### THE REQUEST
Reproduce the listing below line for line, with no changes.

=== STORED RECORDS ===

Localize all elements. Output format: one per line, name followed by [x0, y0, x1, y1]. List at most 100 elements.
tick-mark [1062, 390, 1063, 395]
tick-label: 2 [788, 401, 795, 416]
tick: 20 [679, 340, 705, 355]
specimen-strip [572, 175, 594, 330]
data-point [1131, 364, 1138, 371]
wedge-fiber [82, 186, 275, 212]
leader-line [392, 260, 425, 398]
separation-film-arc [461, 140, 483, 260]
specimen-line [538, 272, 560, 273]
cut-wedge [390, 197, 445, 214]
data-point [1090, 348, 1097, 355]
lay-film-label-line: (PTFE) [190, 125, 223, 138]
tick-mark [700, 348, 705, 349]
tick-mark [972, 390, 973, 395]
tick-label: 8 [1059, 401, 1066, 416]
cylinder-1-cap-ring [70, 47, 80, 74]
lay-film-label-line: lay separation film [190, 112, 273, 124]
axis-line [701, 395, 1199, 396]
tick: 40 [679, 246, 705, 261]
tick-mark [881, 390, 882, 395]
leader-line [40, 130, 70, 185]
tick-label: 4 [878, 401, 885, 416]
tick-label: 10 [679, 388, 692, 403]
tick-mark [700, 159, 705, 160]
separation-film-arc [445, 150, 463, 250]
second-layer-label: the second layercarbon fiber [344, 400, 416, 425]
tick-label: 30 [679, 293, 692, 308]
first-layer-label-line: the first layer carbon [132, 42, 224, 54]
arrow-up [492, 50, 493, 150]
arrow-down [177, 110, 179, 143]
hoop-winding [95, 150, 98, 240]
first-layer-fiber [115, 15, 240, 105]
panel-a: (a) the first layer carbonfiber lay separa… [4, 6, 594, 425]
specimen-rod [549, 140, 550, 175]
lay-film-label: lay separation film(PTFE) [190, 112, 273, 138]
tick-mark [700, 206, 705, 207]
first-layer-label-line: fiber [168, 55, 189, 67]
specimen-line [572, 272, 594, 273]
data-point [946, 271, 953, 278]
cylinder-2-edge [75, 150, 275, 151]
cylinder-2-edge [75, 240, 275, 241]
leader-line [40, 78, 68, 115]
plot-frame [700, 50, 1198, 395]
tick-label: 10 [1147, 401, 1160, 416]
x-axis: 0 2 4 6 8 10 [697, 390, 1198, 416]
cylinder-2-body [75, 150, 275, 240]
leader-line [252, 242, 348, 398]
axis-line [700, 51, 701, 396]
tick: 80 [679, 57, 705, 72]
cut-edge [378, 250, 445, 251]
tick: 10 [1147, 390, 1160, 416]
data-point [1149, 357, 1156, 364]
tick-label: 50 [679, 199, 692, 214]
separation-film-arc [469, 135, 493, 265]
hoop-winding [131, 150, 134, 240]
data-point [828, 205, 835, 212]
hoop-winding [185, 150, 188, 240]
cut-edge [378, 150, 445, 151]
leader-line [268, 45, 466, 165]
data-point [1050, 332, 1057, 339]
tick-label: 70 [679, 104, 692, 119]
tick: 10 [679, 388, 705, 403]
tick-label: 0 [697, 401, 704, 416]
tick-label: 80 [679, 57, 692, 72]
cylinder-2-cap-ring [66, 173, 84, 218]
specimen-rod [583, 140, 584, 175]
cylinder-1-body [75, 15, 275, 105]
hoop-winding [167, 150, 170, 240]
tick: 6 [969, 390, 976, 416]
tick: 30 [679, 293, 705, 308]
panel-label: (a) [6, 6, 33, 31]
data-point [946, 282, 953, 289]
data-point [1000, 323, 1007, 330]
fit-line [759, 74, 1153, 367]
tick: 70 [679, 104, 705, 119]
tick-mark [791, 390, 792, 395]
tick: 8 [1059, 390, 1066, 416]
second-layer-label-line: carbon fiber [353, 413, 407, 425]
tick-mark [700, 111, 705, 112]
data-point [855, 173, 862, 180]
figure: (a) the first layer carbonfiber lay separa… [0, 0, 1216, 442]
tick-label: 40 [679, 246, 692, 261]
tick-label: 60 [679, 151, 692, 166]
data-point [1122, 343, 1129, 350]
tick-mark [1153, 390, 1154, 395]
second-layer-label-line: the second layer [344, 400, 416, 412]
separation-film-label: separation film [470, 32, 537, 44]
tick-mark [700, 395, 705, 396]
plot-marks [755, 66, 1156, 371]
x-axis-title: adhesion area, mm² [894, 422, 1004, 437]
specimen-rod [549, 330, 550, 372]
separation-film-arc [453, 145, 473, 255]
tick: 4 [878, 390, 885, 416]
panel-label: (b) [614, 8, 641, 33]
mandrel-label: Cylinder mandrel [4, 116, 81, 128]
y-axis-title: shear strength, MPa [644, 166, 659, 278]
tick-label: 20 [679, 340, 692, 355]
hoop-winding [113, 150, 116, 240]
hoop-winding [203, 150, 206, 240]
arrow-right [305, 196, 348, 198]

===

### RESULT FOR THIS TASK
Localize all elements. Output format: one per line, name followed by [x0, y0, x1, y1]. List at most 100 elements.
tick-mark [1062, 390, 1063, 395]
tick-label: 2 [788, 401, 795, 416]
tick: 20 [679, 340, 705, 355]
specimen-strip [572, 175, 594, 330]
data-point [1131, 364, 1138, 371]
wedge-fiber [82, 186, 275, 212]
leader-line [392, 260, 425, 398]
separation-film-arc [461, 140, 483, 260]
specimen-line [538, 272, 560, 273]
cut-wedge [390, 197, 445, 214]
data-point [1090, 348, 1097, 355]
lay-film-label-line: (PTFE) [190, 125, 223, 138]
tick-mark [700, 348, 705, 349]
tick-mark [972, 390, 973, 395]
tick-label: 8 [1059, 401, 1066, 416]
cylinder-1-cap-ring [70, 47, 80, 74]
lay-film-label-line: lay separation film [190, 112, 273, 124]
axis-line [701, 395, 1199, 396]
tick: 40 [679, 246, 705, 261]
tick-mark [881, 390, 882, 395]
leader-line [40, 130, 70, 185]
tick-label: 4 [878, 401, 885, 416]
tick-label: 10 [679, 388, 692, 403]
tick-mark [700, 159, 705, 160]
separation-film-arc [445, 150, 463, 250]
second-layer-label: the second layercarbon fiber [344, 400, 416, 425]
tick-label: 30 [679, 293, 692, 308]
first-layer-label-line: the first layer carbon [132, 42, 224, 54]
arrow-up [492, 50, 493, 150]
arrow-down [177, 110, 179, 143]
hoop-winding [95, 150, 98, 240]
first-layer-fiber [115, 15, 240, 105]
panel-a: (a) the first layer carbonfiber lay separa… [4, 6, 594, 425]
specimen-rod [549, 140, 550, 175]
lay-film-label: lay separation film(PTFE) [190, 112, 273, 138]
tick-mark [700, 206, 705, 207]
first-layer-label-line: fiber [168, 55, 189, 67]
specimen-line [572, 272, 594, 273]
data-point [946, 271, 953, 278]
cylinder-2-edge [75, 150, 275, 151]
cylinder-2-edge [75, 240, 275, 241]
leader-line [40, 78, 68, 115]
plot-frame [700, 50, 1198, 395]
tick-label: 10 [1147, 401, 1160, 416]
x-axis: 0 2 4 6 8 10 [697, 390, 1198, 416]
cylinder-2-body [75, 150, 275, 240]
leader-line [252, 242, 348, 398]
axis-line [700, 51, 701, 396]
tick: 80 [679, 57, 705, 72]
cut-edge [378, 250, 445, 251]
tick: 10 [1147, 390, 1160, 416]
data-point [1149, 357, 1156, 364]
tick-label: 50 [679, 199, 692, 214]
separation-film-arc [469, 135, 493, 265]
hoop-winding [131, 150, 134, 240]
data-point [828, 205, 835, 212]
hoop-winding [185, 150, 188, 240]
cut-edge [378, 150, 445, 151]
leader-line [268, 45, 466, 165]
data-point [1050, 332, 1057, 339]
tick-label: 70 [679, 104, 692, 119]
tick: 10 [679, 388, 705, 403]
tick-label: 0 [697, 401, 704, 416]
tick-label: 80 [679, 57, 692, 72]
cylinder-2-cap-ring [66, 173, 84, 218]
specimen-rod [583, 140, 584, 175]
cylinder-1-body [75, 15, 275, 105]
hoop-winding [167, 150, 170, 240]
tick: 6 [969, 390, 976, 416]
tick: 30 [679, 293, 705, 308]
panel-label: (a) [6, 6, 33, 31]
data-point [946, 282, 953, 289]
data-point [1000, 323, 1007, 330]
fit-line [759, 74, 1153, 367]
tick: 70 [679, 104, 705, 119]
tick-mark [791, 390, 792, 395]
tick: 8 [1059, 390, 1066, 416]
second-layer-label-line: carbon fiber [353, 413, 407, 425]
tick-mark [700, 111, 705, 112]
data-point [855, 173, 862, 180]
figure: (a) the first layer carbonfiber lay separa… [0, 0, 1216, 442]
tick-label: 40 [679, 246, 692, 261]
tick-label: 60 [679, 151, 692, 166]
data-point [1122, 343, 1129, 350]
tick-mark [1153, 390, 1154, 395]
second-layer-label-line: the second layer [344, 400, 416, 412]
separation-film-label: separation film [470, 32, 537, 44]
tick-mark [700, 395, 705, 396]
plot-marks [755, 66, 1156, 371]
x-axis-title: adhesion area, mm² [894, 422, 1004, 437]
specimen-rod [549, 330, 550, 372]
separation-film-arc [453, 145, 473, 255]
tick: 4 [878, 390, 885, 416]
panel-label: (b) [614, 8, 641, 33]
mandrel-label: Cylinder mandrel [4, 116, 81, 128]
y-axis-title: shear strength, MPa [644, 166, 659, 278]
tick-label: 20 [679, 340, 692, 355]
hoop-winding [113, 150, 116, 240]
hoop-winding [203, 150, 206, 240]
arrow-right [305, 196, 348, 198]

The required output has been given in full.